Stored data
[BEGIN]

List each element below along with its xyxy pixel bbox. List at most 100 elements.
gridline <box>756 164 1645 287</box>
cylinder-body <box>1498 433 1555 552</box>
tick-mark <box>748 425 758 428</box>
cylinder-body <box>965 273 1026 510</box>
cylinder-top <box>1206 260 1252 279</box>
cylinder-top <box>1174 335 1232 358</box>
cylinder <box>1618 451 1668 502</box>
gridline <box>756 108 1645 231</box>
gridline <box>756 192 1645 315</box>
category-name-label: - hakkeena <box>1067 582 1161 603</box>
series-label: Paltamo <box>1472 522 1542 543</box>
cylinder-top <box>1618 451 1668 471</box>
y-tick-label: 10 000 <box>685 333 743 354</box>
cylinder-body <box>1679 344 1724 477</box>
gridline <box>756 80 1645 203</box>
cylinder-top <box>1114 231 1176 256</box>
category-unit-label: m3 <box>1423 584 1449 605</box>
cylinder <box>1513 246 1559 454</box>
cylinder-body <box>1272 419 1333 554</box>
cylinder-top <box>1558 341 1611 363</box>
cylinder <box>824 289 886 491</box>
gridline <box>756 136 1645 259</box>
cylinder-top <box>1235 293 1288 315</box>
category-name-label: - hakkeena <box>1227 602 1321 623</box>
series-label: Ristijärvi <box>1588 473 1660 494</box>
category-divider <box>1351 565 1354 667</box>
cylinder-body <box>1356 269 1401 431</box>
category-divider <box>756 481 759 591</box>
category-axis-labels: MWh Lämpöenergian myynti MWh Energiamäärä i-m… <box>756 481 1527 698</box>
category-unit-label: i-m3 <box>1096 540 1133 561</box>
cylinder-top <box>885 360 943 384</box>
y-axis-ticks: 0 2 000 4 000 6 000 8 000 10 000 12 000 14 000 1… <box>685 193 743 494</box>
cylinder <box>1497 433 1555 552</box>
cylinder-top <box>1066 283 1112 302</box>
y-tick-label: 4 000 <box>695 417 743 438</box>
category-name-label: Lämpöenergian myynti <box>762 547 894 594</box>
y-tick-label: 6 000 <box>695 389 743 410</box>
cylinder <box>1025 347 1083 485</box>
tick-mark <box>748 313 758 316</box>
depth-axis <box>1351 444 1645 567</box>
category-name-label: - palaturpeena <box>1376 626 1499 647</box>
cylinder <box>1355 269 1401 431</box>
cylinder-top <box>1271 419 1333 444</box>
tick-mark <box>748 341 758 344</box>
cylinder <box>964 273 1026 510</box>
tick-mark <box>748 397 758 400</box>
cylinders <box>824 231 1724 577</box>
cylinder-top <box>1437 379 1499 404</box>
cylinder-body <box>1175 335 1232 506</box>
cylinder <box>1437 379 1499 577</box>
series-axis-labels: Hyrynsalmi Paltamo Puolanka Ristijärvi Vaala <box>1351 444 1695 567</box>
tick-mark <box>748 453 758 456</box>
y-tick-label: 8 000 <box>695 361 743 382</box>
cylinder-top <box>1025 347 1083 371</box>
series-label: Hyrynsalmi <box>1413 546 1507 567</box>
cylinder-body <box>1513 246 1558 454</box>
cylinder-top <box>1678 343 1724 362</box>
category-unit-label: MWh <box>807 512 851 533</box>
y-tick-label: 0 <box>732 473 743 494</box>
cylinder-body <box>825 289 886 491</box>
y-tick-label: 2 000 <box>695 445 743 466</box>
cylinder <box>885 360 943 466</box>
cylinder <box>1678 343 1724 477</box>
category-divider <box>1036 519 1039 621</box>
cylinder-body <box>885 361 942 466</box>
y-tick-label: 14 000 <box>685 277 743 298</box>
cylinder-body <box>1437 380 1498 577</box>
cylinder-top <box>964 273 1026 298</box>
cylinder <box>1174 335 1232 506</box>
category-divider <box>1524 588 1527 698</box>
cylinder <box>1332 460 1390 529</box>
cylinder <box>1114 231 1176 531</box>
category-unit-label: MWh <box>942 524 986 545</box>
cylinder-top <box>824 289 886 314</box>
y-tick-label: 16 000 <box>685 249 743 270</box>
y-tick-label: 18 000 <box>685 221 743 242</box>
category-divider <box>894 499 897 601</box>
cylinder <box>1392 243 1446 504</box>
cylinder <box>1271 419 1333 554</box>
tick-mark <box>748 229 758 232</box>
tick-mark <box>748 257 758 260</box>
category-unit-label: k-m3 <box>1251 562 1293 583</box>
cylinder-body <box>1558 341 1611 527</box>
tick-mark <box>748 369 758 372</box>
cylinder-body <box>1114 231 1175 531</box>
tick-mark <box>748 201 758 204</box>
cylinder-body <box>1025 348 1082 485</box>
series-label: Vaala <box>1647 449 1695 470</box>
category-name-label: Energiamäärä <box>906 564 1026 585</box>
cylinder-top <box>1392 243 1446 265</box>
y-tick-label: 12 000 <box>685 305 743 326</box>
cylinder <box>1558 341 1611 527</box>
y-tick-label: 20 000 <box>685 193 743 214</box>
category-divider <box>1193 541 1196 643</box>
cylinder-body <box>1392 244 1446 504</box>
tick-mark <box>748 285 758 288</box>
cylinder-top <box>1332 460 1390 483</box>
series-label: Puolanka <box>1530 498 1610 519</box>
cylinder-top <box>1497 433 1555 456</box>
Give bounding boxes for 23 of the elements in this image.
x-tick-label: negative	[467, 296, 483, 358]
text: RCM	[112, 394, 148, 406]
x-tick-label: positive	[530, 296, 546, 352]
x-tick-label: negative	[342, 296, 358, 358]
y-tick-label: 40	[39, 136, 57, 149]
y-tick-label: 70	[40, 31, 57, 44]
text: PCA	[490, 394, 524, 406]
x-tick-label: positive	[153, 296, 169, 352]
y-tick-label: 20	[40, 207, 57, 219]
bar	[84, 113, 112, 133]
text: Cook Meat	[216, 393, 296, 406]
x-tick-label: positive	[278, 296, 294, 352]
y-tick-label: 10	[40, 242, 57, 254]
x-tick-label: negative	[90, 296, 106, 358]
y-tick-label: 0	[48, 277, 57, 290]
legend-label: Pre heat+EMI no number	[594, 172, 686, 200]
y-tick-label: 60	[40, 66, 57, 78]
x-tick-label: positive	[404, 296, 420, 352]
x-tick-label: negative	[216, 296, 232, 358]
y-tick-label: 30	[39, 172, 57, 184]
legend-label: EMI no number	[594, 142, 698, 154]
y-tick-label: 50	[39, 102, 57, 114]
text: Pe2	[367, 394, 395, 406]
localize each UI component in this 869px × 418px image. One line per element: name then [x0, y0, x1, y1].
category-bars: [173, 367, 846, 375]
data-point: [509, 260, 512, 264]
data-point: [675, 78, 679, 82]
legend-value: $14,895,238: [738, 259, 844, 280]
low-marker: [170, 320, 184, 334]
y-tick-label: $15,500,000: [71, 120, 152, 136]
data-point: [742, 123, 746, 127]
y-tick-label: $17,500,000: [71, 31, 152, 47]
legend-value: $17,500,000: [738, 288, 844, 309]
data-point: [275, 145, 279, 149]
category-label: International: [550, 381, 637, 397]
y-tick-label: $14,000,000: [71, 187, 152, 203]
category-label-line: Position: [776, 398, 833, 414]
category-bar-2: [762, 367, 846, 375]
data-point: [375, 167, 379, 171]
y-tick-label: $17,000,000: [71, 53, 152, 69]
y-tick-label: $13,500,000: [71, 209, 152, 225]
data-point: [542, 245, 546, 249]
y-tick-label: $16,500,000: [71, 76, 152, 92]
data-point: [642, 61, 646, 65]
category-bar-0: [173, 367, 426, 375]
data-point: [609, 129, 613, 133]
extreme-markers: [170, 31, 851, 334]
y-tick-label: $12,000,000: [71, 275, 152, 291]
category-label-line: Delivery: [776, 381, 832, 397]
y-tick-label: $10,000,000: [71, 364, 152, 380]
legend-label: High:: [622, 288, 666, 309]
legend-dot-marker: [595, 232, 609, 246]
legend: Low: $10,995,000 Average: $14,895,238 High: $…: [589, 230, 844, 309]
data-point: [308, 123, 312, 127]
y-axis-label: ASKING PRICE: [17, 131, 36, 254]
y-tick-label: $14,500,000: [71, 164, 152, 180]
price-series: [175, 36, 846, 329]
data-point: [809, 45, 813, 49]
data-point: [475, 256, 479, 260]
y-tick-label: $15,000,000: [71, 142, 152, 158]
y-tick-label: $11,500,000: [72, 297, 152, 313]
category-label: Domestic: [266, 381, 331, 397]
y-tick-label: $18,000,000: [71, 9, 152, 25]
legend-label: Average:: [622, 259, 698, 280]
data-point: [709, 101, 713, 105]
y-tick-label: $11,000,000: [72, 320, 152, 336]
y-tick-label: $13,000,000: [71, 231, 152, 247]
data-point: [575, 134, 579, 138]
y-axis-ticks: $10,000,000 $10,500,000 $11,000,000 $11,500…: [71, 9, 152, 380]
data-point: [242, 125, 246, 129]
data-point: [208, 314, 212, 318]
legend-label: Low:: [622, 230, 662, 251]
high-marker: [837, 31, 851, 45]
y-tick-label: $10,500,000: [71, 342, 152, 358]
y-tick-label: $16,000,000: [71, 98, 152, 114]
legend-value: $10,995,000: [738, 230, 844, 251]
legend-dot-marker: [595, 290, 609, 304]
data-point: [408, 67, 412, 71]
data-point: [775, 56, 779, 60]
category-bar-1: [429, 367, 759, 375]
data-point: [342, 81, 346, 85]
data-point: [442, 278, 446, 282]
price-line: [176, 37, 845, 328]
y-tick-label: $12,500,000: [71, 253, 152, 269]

[END]

Problem statement
Rewrite the records from their first line through the line containing "y-axis-ticks: 0 2", changing every "cylinder-top" to "cylinder-cap" and leaving everything else as it is. Return only those lines.

Worked solution
List each element below along with its xyxy pixel bbox. List at most 100 elements.
gridline <box>756 164 1645 287</box>
cylinder-body <box>1498 433 1555 552</box>
tick-mark <box>748 425 758 428</box>
cylinder-body <box>965 273 1026 510</box>
cylinder-cap <box>1206 260 1252 279</box>
cylinder-cap <box>1174 335 1232 358</box>
cylinder <box>1618 451 1668 502</box>
gridline <box>756 108 1645 231</box>
gridline <box>756 192 1645 315</box>
category-name-label: - hakkeena <box>1067 582 1161 603</box>
series-label: Paltamo <box>1472 522 1542 543</box>
cylinder-cap <box>1618 451 1668 471</box>
y-tick-label: 10 000 <box>685 333 743 354</box>
cylinder-body <box>1679 344 1724 477</box>
gridline <box>756 80 1645 203</box>
cylinder-cap <box>1114 231 1176 256</box>
category-unit-label: m3 <box>1423 584 1449 605</box>
cylinder <box>1513 246 1559 454</box>
cylinder-body <box>1272 419 1333 554</box>
cylinder-cap <box>1558 341 1611 363</box>
cylinder <box>824 289 886 491</box>
gridline <box>756 136 1645 259</box>
cylinder-cap <box>1235 293 1288 315</box>
category-name-label: - hakkeena <box>1227 602 1321 623</box>
series-label: Ristijärvi <box>1588 473 1660 494</box>
category-divider <box>1351 565 1354 667</box>
cylinder-body <box>1356 269 1401 431</box>
category-divider <box>756 481 759 591</box>
category-axis-labels: MWh Lämpöenergian myynti MWh Energiamäärä i-m… <box>756 481 1527 698</box>
category-unit-label: i-m3 <box>1096 540 1133 561</box>
cylinder-cap <box>885 360 943 384</box>
y-axis-ticks: 0 2 000 4 000 6 000 8 000 10 000 12 000 14 000 1… <box>685 193 743 494</box>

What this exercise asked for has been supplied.